Extracts from a graphics dataset
⁂
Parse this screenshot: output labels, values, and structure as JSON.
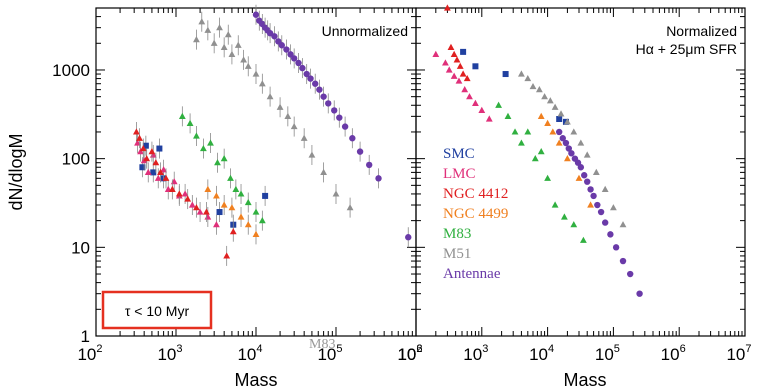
{
  "chart_data": [
    {
      "type": "scatter",
      "title": "Unnormalized",
      "xlabel": "Mass",
      "ylabel": "dN/dlogM",
      "xscale": "log",
      "yscale": "log",
      "xlim": [
        100,
        1000000
      ],
      "ylim": [
        1,
        5000
      ],
      "x_ticks": [
        {
          "base": "10",
          "exp": "2"
        },
        {
          "base": "10",
          "exp": "3"
        },
        {
          "base": "10",
          "exp": "4"
        },
        {
          "base": "10",
          "exp": "5"
        },
        {
          "base": "10",
          "exp": "6"
        }
      ],
      "y_ticks": [
        "1",
        "10",
        "100",
        "1000"
      ],
      "annotation_box": "τ < 10 Myr",
      "faint_label": "M83",
      "series": [
        {
          "name": "SMC",
          "color": "#2040a0",
          "marker": "square",
          "x": [
            380,
            420,
            520,
            620,
            700,
            3500,
            5200,
            13000
          ],
          "y": [
            80,
            140,
            70,
            130,
            60,
            25,
            18,
            38
          ]
        },
        {
          "name": "LMC",
          "color": "#e0307a",
          "marker": "triangle",
          "x": [
            330,
            360,
            400,
            450,
            520,
            600,
            700,
            800,
            950,
            1100,
            1300,
            1600,
            2000,
            2500,
            3200
          ],
          "y": [
            150,
            120,
            95,
            70,
            110,
            60,
            75,
            45,
            55,
            38,
            40,
            30,
            25,
            22,
            18
          ]
        },
        {
          "name": "NGC 4412",
          "color": "#e02020",
          "marker": "triangle",
          "x": [
            320,
            350,
            390,
            430,
            500,
            560,
            640,
            750,
            900,
            1100,
            1400,
            1800,
            2400,
            4300,
            5200
          ],
          "y": [
            200,
            170,
            130,
            100,
            120,
            90,
            70,
            60,
            45,
            40,
            35,
            28,
            25,
            8,
            15
          ]
        },
        {
          "name": "NGC 4499",
          "color": "#f08020",
          "marker": "triangle",
          "x": [
            2500,
            3200,
            4000,
            5000,
            6500,
            8000,
            10000
          ],
          "y": [
            45,
            38,
            30,
            28,
            22,
            18,
            14
          ]
        },
        {
          "name": "M83",
          "color": "#30b040",
          "marker": "triangle",
          "x": [
            1200,
            1500,
            1800,
            2200,
            2700,
            3300,
            4000,
            4800,
            5600,
            6500,
            8000,
            10000,
            12000
          ],
          "y": [
            300,
            250,
            180,
            130,
            150,
            90,
            100,
            60,
            45,
            40,
            32,
            25,
            20
          ]
        },
        {
          "name": "M51",
          "color": "#909090",
          "marker": "triangle",
          "x": [
            1800,
            2100,
            2500,
            3000,
            3500,
            4000,
            4500,
            5000,
            6000,
            7000,
            8000,
            10000,
            12000,
            15000,
            20000,
            25000,
            30000,
            40000,
            50000,
            70000,
            100000,
            150000
          ],
          "y": [
            2200,
            3500,
            2800,
            2000,
            3000,
            1800,
            2500,
            1500,
            1900,
            1300,
            1100,
            900,
            700,
            500,
            380,
            300,
            230,
            170,
            110,
            70,
            40,
            28
          ]
        },
        {
          "name": "Antennae",
          "color": "#6a3aa8",
          "marker": "circle",
          "x": [
            10000,
            11000,
            12000,
            13000,
            14000,
            15000,
            17000,
            19000,
            21000,
            24000,
            27000,
            30000,
            34000,
            38000,
            43000,
            48000,
            55000,
            62000,
            70000,
            80000,
            95000,
            110000,
            130000,
            160000,
            200000,
            260000,
            340000,
            800000
          ],
          "y": [
            4200,
            3600,
            3300,
            3000,
            2800,
            2600,
            2400,
            2100,
            1900,
            1700,
            1500,
            1350,
            1200,
            1050,
            900,
            800,
            700,
            600,
            500,
            420,
            350,
            290,
            230,
            170,
            120,
            85,
            60,
            13
          ]
        }
      ]
    },
    {
      "type": "scatter",
      "title": "Normalized",
      "subtitle": "Hα + 25μm SFR",
      "xlabel": "Mass",
      "xscale": "log",
      "yscale": "log",
      "xlim": [
        100,
        10000000
      ],
      "ylim": [
        1,
        5000
      ],
      "x_ticks": [
        {
          "base": "10",
          "exp": "2"
        },
        {
          "base": "10",
          "exp": "3"
        },
        {
          "base": "10",
          "exp": "4"
        },
        {
          "base": "10",
          "exp": "5"
        },
        {
          "base": "10",
          "exp": "6"
        },
        {
          "base": "10",
          "exp": "7"
        }
      ],
      "series": [
        {
          "name": "SMC",
          "color": "#2040a0",
          "marker": "square",
          "x": [
            520,
            800,
            2300,
            15000,
            19000
          ],
          "y": [
            1600,
            1100,
            900,
            280,
            260
          ]
        },
        {
          "name": "LMC",
          "color": "#e0307a",
          "marker": "triangle",
          "x": [
            200,
            280,
            320,
            380,
            450,
            550,
            650,
            800,
            1000,
            1300
          ],
          "y": [
            1500,
            1200,
            1000,
            850,
            750,
            600,
            500,
            420,
            350,
            280
          ]
        },
        {
          "name": "NGC 4412",
          "color": "#e02020",
          "marker": "triangle",
          "x": [
            300,
            340,
            380,
            420,
            470,
            520,
            600
          ],
          "y": [
            5000,
            1800,
            1500,
            1300,
            1100,
            900,
            800
          ]
        },
        {
          "name": "NGC 4499",
          "color": "#f08020",
          "marker": "triangle",
          "x": [
            8000,
            10000,
            12000,
            15000,
            20000,
            30000,
            45000
          ],
          "y": [
            300,
            250,
            200,
            150,
            100,
            60,
            30
          ]
        },
        {
          "name": "M83",
          "color": "#30b040",
          "marker": "triangle",
          "x": [
            1800,
            2500,
            3200,
            4000,
            5000,
            6500,
            8000,
            10000,
            13000,
            18000,
            25000,
            35000
          ],
          "y": [
            400,
            300,
            200,
            150,
            200,
            100,
            120,
            60,
            30,
            22,
            18,
            12
          ]
        },
        {
          "name": "M51",
          "color": "#909090",
          "marker": "triangle",
          "x": [
            4000,
            5000,
            6000,
            7500,
            9000,
            11000,
            13000,
            16000,
            20000,
            25000,
            32000,
            40000,
            55000,
            75000,
            100000,
            140000
          ],
          "y": [
            900,
            800,
            650,
            600,
            500,
            450,
            380,
            320,
            260,
            200,
            150,
            110,
            70,
            45,
            28,
            18
          ]
        },
        {
          "name": "Antennae",
          "color": "#6a3aa8",
          "marker": "circle",
          "x": [
            15000,
            17000,
            19000,
            21000,
            23000,
            26000,
            29000,
            32000,
            36000,
            40000,
            45000,
            50000,
            57000,
            65000,
            75000,
            90000,
            110000,
            140000,
            180000,
            250000
          ],
          "y": [
            200,
            170,
            150,
            130,
            115,
            100,
            90,
            80,
            65,
            55,
            45,
            38,
            30,
            25,
            19,
            14,
            10,
            7,
            5,
            3
          ]
        }
      ]
    }
  ],
  "legend": [
    {
      "label": "SMC",
      "color": "#2040a0"
    },
    {
      "label": "LMC",
      "color": "#e0307a"
    },
    {
      "label": "NGC 4412",
      "color": "#e02020"
    },
    {
      "label": "NGC 4499",
      "color": "#f08020"
    },
    {
      "label": "M83",
      "color": "#30b040"
    },
    {
      "label": "M51",
      "color": "#909090"
    },
    {
      "label": "Antennae",
      "color": "#6a3aa8"
    }
  ]
}
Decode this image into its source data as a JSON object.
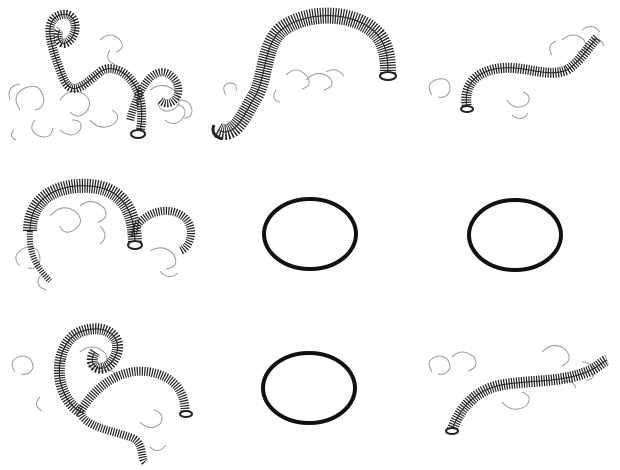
{
  "grid": {
    "rows": 3,
    "columns": 3,
    "cells": [
      {
        "kind": "tube",
        "description": "tangled-spring-tube"
      },
      {
        "kind": "tube",
        "description": "arched-spring-tube"
      },
      {
        "kind": "tube",
        "description": "small-arched-spring-tube"
      },
      {
        "kind": "tube",
        "description": "double-arched-spring-tube"
      },
      {
        "kind": "ellipse",
        "description": "plain-ellipse"
      },
      {
        "kind": "ellipse",
        "description": "plain-ellipse"
      },
      {
        "kind": "tube",
        "description": "twisted-spring-tube"
      },
      {
        "kind": "ellipse",
        "description": "plain-ellipse"
      },
      {
        "kind": "tube",
        "description": "low-arched-spring-tube"
      }
    ]
  },
  "colors": {
    "background": "#ffffff",
    "tube_stroke": "#222222",
    "tendril_stroke": "#9a9a9a",
    "ellipse_stroke": "#111111"
  }
}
⁂
What you are asked to do - Find each line holding the string "description" and copy it out.

Output -
        "description": "tangled-spring-tube"
        "description": "arched-spring-tube"
        "description": "small-arched-spring-tube"
        "description": "double-arched-spring-tube"
        "description": "plain-ellipse"
        "description": "plain-ellipse"
        "description": "twisted-spring-tube"
        "description": "plain-ellipse"
        "description": "low-arched-spring-tube"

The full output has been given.